··· Supplied records

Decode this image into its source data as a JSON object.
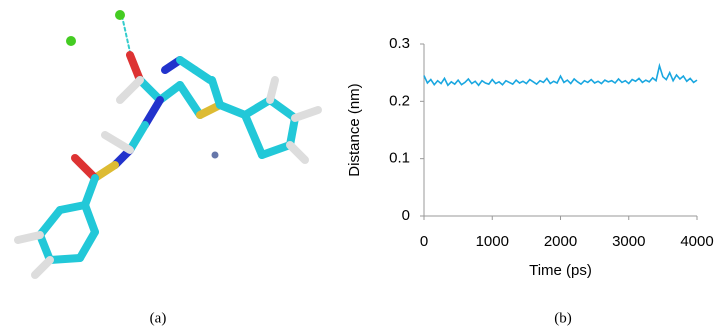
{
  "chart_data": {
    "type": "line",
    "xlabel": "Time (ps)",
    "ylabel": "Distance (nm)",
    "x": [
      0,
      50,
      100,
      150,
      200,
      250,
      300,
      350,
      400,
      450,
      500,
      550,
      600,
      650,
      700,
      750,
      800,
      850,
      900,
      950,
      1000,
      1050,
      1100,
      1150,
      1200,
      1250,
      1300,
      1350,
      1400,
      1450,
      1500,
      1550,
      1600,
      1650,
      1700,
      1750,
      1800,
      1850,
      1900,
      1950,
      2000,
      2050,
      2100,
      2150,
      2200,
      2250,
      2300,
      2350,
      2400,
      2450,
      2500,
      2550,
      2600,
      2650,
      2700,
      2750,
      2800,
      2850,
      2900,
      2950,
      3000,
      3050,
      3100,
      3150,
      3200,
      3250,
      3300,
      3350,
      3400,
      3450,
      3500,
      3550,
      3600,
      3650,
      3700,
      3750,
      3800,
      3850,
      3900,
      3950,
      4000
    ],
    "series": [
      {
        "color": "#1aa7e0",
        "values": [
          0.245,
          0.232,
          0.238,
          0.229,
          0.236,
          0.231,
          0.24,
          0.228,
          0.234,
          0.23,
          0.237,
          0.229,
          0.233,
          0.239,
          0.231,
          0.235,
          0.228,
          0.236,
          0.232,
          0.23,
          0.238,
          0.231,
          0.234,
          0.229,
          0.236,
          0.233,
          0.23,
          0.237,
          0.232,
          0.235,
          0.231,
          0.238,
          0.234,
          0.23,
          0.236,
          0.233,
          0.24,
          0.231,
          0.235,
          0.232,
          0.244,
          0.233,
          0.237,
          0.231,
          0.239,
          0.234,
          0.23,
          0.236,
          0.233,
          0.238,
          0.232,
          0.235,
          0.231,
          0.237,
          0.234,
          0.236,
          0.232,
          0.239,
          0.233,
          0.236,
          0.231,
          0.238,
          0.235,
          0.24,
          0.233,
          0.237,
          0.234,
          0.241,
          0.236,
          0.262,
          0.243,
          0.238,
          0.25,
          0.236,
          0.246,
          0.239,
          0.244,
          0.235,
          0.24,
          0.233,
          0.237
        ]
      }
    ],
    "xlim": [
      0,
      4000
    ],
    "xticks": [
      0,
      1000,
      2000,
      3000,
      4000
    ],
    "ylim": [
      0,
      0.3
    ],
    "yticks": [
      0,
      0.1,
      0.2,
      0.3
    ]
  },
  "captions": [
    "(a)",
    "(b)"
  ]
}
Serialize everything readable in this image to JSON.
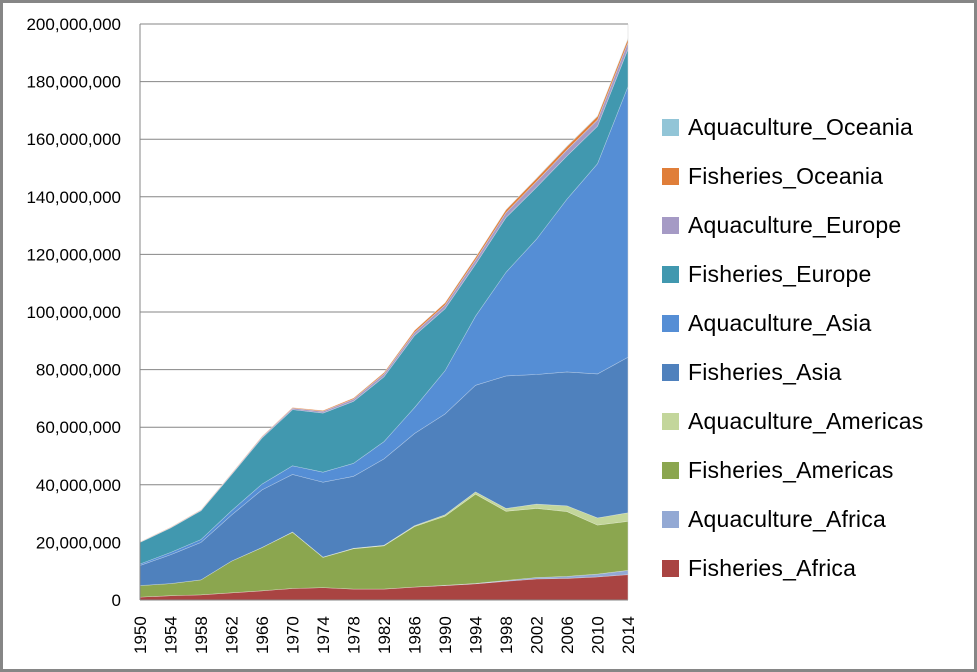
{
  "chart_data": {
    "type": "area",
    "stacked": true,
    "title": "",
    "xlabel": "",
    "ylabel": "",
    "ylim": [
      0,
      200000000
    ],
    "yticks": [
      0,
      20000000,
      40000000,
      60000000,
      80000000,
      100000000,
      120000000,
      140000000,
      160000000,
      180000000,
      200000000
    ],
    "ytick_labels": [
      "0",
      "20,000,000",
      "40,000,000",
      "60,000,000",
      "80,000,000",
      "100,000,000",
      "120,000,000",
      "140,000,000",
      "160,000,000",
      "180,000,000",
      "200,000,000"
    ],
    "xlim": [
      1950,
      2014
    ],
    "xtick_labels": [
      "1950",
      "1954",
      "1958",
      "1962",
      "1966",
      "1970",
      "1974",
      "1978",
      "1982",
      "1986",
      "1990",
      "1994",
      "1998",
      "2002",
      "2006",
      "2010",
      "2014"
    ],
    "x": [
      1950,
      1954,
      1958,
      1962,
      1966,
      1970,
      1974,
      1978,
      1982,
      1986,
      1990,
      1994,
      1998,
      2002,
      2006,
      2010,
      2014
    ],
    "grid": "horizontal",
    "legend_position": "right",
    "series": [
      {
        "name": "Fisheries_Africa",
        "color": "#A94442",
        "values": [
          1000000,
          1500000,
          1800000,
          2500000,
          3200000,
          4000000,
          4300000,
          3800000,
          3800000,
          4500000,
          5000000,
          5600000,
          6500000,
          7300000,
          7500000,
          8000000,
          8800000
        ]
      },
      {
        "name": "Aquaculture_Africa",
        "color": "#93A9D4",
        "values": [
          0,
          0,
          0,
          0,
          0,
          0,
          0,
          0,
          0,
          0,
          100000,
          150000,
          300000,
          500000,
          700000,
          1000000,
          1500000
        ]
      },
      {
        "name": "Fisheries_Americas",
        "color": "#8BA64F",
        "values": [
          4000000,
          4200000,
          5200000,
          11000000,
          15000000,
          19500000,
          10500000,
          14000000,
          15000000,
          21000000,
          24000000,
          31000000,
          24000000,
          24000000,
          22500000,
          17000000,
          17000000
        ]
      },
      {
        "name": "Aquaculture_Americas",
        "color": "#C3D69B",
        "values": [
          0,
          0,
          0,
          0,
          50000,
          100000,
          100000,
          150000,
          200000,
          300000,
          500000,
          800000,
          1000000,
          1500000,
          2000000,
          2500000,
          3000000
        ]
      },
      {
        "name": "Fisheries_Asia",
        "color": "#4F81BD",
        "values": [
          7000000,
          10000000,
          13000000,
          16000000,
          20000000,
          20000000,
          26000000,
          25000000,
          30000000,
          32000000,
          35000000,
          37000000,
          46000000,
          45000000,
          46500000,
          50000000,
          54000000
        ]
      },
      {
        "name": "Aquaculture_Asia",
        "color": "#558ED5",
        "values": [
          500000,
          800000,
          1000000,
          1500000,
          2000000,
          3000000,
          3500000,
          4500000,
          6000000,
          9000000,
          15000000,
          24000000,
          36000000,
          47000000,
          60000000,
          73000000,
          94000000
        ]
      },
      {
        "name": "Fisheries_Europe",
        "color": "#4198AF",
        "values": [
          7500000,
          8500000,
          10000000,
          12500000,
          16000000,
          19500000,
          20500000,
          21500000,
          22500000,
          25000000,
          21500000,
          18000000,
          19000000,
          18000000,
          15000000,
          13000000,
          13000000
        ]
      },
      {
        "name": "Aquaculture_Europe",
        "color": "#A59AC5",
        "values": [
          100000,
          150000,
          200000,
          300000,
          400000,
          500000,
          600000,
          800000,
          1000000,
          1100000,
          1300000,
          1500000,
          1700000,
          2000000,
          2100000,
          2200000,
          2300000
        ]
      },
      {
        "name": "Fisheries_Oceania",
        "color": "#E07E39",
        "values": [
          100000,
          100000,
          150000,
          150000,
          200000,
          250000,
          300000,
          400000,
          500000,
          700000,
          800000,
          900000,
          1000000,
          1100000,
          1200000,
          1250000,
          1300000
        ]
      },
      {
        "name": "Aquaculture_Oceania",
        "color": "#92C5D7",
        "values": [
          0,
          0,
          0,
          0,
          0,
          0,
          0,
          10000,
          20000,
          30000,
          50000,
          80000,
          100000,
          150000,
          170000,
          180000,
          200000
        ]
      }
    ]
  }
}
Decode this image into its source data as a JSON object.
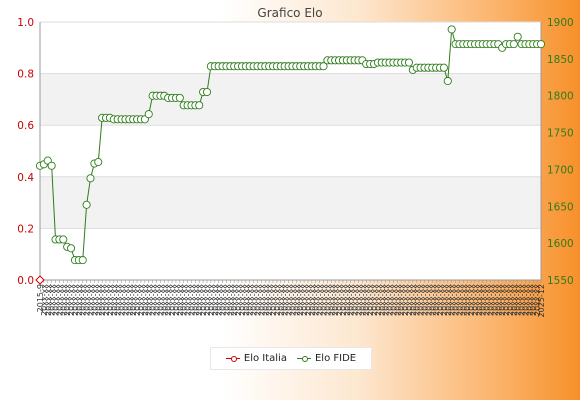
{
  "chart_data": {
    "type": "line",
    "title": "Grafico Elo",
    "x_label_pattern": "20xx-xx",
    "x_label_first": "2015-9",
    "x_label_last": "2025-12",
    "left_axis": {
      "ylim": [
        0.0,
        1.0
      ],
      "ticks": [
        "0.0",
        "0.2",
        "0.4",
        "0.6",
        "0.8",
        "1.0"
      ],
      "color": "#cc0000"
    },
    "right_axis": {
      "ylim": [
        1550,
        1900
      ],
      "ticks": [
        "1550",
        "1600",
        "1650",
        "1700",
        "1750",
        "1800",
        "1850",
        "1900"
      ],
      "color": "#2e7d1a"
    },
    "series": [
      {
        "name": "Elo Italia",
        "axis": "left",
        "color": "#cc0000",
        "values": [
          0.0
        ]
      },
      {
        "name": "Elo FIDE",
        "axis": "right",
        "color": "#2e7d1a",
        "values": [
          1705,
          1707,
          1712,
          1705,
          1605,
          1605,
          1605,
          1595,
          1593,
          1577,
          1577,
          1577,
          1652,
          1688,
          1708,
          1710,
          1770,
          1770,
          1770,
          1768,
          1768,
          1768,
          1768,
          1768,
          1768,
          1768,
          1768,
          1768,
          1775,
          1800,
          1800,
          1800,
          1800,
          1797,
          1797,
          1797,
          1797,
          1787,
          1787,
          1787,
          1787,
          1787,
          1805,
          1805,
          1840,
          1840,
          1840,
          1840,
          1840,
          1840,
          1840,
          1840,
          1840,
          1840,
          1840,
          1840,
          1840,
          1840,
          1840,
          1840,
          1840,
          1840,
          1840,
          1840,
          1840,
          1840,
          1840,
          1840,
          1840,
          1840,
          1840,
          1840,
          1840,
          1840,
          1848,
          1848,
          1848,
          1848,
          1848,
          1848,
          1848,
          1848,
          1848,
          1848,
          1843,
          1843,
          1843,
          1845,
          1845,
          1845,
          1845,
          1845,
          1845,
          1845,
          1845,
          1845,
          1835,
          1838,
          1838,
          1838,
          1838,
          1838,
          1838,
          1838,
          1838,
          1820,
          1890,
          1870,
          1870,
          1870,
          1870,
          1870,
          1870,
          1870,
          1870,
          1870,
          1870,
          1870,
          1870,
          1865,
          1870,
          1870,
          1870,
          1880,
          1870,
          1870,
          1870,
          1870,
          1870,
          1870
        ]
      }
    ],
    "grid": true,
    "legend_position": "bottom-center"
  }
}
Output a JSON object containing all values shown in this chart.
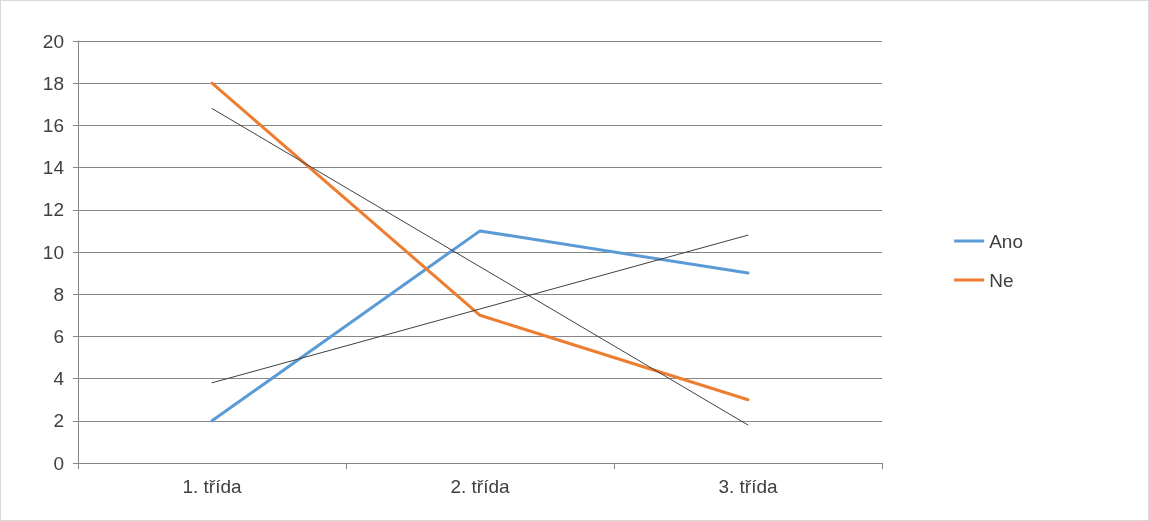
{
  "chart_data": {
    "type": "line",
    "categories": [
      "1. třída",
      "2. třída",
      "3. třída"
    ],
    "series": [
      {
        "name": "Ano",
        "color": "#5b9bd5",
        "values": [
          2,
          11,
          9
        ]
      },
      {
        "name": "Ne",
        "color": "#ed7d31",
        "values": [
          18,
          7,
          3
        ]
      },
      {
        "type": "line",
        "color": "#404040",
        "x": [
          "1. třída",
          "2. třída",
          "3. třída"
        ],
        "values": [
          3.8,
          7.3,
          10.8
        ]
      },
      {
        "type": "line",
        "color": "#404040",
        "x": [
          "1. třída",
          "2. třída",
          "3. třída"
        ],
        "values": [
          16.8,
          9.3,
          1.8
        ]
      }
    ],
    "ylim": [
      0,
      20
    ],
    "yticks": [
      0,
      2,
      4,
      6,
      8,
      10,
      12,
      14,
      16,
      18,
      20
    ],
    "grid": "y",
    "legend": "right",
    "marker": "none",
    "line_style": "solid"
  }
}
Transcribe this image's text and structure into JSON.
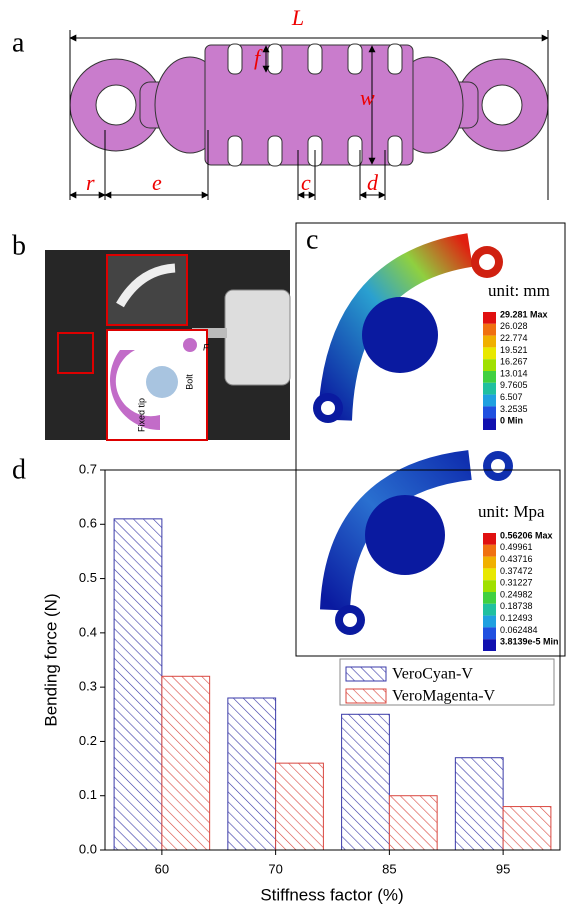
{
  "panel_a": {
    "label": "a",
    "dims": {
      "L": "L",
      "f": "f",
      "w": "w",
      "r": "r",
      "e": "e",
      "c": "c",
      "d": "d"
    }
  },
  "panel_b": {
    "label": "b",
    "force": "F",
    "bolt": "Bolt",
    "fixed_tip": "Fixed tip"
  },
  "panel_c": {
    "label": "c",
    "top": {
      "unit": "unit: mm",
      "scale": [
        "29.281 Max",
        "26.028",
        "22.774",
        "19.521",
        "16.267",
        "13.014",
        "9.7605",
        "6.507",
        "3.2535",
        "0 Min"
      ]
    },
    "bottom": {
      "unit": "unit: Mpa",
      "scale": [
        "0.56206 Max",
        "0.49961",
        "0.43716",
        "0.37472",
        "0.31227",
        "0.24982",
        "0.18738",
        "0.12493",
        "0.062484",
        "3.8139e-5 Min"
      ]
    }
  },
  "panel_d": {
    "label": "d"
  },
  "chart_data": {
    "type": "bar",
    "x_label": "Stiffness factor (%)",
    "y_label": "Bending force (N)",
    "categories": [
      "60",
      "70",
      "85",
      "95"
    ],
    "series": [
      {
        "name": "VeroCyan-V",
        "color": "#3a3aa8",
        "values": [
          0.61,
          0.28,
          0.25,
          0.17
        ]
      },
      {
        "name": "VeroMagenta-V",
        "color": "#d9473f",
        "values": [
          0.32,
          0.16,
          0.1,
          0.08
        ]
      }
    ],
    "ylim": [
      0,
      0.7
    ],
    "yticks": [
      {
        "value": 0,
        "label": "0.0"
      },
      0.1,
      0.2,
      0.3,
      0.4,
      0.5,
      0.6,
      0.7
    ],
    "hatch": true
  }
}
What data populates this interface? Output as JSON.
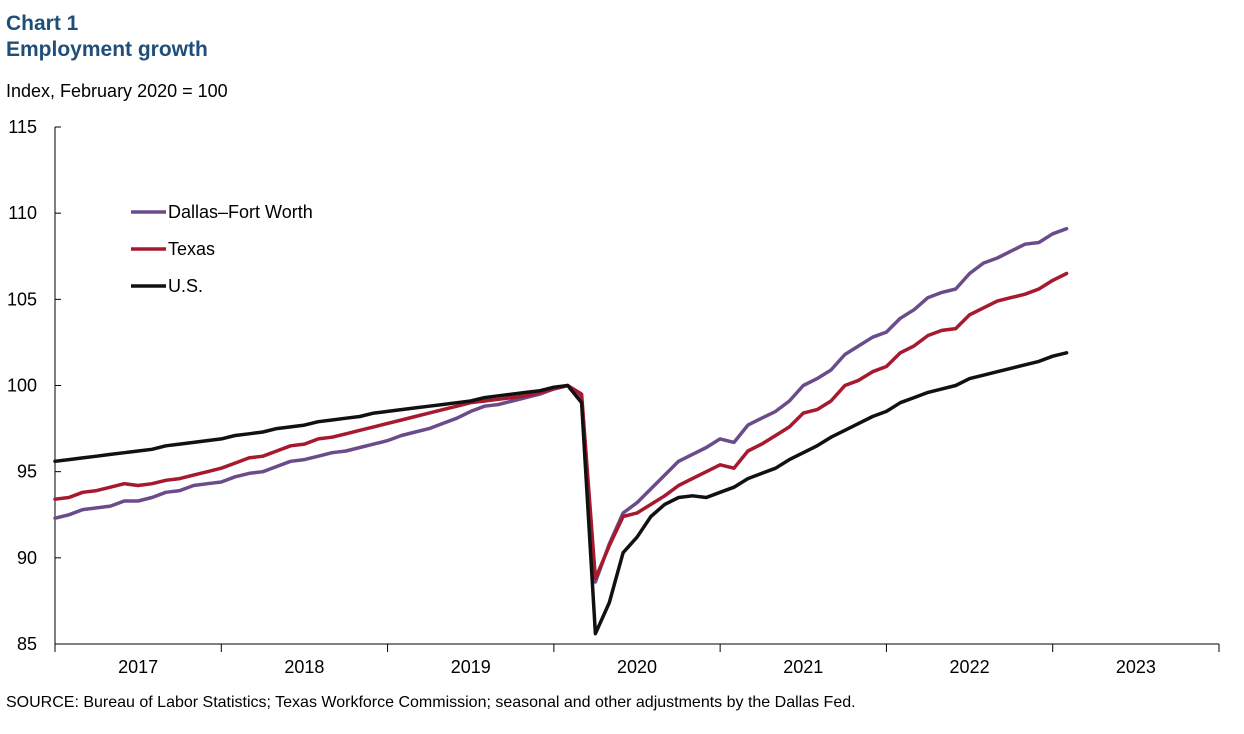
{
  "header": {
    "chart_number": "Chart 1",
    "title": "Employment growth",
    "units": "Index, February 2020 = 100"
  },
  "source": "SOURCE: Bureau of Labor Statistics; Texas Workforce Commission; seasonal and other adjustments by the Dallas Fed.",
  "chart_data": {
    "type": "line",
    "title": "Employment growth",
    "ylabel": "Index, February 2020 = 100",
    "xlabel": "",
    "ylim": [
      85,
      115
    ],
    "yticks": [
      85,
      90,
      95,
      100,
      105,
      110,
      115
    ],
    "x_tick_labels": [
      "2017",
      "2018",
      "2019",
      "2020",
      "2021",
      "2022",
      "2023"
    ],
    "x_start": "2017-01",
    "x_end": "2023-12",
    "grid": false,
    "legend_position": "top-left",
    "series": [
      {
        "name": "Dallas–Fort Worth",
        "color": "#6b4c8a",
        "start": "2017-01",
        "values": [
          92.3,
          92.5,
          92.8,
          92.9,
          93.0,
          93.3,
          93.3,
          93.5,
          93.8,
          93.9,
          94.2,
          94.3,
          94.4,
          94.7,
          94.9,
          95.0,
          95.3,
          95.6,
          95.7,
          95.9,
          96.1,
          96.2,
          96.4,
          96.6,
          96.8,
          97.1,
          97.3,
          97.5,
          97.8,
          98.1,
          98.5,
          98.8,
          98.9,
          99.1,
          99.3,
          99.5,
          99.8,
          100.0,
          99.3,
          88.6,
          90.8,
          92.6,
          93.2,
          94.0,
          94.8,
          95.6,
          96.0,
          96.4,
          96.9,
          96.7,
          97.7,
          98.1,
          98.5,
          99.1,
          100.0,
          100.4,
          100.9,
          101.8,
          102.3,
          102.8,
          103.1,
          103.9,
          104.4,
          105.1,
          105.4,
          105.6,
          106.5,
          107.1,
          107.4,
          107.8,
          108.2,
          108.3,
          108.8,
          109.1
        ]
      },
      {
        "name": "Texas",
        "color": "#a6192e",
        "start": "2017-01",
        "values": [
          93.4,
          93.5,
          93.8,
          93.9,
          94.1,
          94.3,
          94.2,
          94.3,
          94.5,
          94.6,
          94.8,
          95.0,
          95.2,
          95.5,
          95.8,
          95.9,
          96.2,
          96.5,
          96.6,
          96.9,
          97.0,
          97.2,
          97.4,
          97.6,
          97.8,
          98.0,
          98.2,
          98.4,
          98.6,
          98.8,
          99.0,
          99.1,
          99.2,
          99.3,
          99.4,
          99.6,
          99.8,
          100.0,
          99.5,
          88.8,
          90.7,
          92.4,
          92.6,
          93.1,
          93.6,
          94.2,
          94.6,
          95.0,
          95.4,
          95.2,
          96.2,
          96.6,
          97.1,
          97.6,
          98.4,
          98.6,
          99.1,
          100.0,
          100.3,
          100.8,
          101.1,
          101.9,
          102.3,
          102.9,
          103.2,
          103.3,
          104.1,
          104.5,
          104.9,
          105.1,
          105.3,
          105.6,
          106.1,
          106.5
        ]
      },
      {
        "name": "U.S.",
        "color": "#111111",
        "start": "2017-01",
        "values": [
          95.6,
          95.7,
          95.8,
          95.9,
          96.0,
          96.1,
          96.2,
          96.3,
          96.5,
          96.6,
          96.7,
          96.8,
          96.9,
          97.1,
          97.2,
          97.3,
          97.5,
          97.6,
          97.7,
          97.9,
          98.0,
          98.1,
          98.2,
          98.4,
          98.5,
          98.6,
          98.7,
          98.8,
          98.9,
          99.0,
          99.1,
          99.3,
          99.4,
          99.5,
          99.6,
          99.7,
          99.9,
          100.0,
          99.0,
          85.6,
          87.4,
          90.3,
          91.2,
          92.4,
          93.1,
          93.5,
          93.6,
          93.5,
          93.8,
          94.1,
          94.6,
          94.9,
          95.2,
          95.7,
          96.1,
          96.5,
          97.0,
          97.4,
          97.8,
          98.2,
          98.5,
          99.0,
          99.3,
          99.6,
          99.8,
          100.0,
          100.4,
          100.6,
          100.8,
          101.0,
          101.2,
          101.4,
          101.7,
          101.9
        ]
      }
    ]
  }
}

······

— The task —
Each line in the listing above that contains "bottom" should be copied.

— Written response —
    "legend_position": "bottom-center"
    "bottom": {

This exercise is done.